# STATED TASK:
Select the lines below containing the word "that".

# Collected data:
■ ■ ■ ■

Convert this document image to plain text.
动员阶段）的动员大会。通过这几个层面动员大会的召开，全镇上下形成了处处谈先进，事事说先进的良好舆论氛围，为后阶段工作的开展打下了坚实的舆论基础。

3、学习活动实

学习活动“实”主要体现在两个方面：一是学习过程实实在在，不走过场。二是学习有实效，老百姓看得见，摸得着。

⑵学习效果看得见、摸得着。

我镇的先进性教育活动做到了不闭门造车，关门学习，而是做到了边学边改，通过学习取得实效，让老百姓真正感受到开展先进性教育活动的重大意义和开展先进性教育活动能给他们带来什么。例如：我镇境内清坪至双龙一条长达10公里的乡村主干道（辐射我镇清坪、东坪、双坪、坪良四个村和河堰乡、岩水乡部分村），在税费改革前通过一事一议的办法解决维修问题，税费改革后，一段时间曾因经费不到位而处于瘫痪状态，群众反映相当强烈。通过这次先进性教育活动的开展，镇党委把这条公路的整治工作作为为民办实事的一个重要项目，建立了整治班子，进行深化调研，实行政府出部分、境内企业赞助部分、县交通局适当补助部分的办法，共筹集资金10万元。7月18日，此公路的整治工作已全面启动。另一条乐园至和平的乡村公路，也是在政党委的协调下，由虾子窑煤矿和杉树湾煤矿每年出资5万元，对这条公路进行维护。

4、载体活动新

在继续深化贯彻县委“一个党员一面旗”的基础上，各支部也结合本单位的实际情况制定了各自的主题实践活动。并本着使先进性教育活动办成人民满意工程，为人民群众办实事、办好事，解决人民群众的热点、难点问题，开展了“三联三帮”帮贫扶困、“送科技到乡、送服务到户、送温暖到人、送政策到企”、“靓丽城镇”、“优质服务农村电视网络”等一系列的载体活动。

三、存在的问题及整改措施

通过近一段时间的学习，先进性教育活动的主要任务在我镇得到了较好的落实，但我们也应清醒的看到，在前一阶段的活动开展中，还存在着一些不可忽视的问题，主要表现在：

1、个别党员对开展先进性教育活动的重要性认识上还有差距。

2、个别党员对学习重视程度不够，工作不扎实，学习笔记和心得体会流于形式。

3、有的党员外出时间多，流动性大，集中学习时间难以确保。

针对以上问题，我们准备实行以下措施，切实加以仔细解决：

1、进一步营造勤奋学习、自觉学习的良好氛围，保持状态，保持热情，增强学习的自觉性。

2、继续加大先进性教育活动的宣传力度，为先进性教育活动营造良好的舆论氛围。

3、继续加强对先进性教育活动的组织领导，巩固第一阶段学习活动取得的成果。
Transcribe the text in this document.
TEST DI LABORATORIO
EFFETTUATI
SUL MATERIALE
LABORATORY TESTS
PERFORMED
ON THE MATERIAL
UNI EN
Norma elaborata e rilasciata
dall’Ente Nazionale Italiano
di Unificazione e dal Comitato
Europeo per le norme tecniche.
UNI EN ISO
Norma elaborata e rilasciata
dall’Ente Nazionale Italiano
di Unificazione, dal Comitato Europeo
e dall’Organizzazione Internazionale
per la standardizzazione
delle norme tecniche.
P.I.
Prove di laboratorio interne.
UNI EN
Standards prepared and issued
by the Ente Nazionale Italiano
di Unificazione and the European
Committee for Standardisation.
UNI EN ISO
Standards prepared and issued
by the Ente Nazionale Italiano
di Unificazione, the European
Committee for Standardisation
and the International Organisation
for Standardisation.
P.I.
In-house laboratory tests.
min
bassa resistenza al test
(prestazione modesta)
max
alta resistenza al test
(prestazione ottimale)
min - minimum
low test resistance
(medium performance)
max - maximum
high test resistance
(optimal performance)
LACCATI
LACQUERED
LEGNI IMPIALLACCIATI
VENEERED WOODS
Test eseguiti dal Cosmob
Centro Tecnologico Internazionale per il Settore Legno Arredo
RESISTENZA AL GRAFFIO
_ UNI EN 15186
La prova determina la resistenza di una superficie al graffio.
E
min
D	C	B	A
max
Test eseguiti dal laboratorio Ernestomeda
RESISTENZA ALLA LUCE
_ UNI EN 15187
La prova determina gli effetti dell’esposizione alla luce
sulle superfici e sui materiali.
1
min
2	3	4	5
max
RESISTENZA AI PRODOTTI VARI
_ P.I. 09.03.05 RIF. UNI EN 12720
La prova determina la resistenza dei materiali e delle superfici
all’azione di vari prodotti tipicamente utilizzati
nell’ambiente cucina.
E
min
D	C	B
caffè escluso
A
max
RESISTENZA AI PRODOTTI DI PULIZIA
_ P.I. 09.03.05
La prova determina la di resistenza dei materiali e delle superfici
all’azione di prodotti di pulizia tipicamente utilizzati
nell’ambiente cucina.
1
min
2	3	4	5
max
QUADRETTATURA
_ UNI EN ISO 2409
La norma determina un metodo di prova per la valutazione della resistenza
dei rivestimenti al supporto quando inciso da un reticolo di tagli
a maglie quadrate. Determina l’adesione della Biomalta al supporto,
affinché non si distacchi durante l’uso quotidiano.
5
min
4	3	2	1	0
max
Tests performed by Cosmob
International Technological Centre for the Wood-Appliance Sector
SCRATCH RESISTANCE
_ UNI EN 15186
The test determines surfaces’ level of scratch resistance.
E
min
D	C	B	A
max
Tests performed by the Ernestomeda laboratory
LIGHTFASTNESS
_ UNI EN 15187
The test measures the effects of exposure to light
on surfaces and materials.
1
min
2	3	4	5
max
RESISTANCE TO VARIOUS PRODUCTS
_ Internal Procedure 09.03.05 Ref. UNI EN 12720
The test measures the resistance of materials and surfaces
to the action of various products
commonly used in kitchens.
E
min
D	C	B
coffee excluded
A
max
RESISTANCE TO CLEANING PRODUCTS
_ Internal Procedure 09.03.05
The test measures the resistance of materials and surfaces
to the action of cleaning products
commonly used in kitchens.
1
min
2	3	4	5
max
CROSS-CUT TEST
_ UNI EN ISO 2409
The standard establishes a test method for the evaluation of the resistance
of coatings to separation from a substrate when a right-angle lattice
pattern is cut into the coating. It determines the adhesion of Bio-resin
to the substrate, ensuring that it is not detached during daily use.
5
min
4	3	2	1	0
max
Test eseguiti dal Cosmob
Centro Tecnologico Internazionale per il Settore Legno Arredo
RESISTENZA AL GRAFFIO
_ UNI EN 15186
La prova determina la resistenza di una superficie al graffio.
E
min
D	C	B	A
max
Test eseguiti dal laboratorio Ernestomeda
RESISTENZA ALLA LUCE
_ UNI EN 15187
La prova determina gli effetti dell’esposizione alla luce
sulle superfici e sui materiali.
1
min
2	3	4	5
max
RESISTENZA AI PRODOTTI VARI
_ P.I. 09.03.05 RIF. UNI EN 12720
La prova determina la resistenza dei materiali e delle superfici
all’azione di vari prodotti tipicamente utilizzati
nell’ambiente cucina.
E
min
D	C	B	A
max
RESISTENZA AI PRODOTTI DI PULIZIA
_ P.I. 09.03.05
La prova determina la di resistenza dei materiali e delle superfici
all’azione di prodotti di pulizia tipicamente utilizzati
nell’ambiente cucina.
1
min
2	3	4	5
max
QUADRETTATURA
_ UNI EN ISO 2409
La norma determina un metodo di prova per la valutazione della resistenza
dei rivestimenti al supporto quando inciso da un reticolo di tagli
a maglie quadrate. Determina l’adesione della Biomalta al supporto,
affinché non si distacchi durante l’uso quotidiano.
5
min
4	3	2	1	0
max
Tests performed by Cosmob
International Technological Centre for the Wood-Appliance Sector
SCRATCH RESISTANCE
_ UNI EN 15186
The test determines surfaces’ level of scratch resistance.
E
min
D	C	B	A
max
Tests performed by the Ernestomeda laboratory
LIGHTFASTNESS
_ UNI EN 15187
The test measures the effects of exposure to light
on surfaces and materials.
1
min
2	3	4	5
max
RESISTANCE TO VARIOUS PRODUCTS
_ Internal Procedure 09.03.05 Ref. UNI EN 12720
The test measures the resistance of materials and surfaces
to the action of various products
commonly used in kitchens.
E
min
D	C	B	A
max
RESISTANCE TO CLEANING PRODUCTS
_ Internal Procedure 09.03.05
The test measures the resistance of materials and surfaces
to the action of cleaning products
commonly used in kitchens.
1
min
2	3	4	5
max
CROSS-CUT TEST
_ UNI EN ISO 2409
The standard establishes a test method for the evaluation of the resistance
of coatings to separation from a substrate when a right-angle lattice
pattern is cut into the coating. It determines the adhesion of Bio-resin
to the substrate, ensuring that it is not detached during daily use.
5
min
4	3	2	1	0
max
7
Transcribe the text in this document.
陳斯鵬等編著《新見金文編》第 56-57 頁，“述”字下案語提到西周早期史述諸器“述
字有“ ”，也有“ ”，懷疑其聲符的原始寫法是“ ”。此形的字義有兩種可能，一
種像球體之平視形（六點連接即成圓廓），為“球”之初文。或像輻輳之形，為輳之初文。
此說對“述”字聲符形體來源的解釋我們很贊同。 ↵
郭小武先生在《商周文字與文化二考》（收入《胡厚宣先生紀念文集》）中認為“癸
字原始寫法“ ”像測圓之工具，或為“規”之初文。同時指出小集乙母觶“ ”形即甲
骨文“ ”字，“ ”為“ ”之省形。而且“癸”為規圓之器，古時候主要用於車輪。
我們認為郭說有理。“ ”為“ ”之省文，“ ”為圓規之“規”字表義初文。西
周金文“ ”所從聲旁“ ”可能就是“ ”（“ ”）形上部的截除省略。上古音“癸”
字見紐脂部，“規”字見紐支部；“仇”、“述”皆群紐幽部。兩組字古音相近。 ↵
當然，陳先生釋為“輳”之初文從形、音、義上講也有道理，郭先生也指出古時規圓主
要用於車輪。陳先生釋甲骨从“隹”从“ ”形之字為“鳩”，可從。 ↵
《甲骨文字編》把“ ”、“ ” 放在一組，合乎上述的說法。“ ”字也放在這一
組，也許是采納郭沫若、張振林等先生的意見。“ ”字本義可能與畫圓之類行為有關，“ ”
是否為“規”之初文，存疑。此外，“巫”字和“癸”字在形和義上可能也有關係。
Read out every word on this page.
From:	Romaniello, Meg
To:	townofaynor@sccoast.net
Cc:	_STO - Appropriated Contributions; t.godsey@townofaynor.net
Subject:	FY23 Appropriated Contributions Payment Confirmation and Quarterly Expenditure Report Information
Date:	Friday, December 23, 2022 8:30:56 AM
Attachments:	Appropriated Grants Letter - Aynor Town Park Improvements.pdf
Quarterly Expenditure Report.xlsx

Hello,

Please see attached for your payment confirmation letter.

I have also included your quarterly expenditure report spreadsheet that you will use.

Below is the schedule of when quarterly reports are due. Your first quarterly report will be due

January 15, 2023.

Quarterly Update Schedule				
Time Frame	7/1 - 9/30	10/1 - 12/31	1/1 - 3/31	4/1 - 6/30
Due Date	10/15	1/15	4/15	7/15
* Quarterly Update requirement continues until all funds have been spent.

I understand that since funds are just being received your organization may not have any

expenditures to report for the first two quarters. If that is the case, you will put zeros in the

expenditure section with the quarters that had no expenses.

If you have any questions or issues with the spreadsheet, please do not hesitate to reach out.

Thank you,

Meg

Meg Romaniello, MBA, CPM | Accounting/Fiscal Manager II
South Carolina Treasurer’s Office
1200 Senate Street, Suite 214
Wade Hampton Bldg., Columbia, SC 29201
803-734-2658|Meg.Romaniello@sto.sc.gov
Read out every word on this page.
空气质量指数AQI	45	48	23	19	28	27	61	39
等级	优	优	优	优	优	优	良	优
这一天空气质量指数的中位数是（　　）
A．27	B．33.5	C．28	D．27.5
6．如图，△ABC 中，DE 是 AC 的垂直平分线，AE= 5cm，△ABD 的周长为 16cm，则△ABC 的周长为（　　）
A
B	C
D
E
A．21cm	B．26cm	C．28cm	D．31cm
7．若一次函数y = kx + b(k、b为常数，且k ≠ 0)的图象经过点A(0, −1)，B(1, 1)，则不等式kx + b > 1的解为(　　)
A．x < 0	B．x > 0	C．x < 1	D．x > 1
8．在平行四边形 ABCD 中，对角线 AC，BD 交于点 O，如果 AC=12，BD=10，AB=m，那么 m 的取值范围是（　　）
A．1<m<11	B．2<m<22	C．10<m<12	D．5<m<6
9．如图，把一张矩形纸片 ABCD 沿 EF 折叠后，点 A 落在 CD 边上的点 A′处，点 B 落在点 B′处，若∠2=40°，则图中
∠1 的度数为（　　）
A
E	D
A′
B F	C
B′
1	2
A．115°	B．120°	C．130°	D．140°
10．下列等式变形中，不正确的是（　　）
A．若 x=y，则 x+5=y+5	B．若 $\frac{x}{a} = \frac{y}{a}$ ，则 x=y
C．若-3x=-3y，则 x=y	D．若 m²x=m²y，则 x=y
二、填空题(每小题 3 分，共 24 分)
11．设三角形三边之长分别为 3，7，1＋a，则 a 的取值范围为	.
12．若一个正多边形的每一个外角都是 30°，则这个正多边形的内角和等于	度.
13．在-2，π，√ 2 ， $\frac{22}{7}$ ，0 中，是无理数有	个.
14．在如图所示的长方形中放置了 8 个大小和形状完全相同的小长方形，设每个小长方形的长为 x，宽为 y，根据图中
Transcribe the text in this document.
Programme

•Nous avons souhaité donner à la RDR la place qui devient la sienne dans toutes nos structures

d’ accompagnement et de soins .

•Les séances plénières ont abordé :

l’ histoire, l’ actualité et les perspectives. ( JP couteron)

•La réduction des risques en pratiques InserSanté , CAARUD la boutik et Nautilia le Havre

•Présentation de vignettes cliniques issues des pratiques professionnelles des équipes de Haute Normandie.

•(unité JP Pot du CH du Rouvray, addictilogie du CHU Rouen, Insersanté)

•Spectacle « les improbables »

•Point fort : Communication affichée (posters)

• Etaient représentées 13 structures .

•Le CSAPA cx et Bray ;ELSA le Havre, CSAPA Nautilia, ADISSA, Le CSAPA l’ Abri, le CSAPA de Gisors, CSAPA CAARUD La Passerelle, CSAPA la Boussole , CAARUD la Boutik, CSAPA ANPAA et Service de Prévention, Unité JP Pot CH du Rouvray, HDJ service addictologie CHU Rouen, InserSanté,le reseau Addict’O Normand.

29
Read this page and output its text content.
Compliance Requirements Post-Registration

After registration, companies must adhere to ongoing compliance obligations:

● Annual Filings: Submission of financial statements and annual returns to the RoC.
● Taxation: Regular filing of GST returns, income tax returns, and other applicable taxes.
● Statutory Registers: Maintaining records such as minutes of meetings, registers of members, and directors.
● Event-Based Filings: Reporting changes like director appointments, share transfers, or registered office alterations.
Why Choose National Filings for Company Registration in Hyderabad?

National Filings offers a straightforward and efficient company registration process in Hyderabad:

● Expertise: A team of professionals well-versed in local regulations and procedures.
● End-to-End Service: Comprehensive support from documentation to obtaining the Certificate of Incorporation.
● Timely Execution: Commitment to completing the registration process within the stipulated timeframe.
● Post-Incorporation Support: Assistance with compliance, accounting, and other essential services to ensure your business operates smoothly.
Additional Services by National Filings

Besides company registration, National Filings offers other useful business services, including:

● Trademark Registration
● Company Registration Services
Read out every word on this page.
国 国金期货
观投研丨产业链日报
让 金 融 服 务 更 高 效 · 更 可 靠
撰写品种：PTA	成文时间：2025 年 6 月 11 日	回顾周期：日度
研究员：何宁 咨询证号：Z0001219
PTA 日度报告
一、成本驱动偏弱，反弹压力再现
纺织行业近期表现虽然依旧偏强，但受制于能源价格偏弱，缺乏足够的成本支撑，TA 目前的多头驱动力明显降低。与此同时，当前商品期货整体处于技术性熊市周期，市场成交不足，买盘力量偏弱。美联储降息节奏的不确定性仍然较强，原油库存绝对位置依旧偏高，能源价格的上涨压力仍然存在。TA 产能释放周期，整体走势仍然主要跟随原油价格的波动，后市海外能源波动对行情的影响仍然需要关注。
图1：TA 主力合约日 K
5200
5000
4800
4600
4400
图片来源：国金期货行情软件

■ ■ ■ ■

# RESPONSE TO THIS TASK:
to the substrate, ensuring that it is not detached during daily use.
to the substrate, ensuring that it is not detached during daily use.
I have also included your quarterly expenditure report spreadsheet that you will use.
I understand that since funds are just being received your organization may not have any
expenditures to report for the first two quarters. If that is the case, you will put zeros in the
expenditure section with the quarters that had no expenses.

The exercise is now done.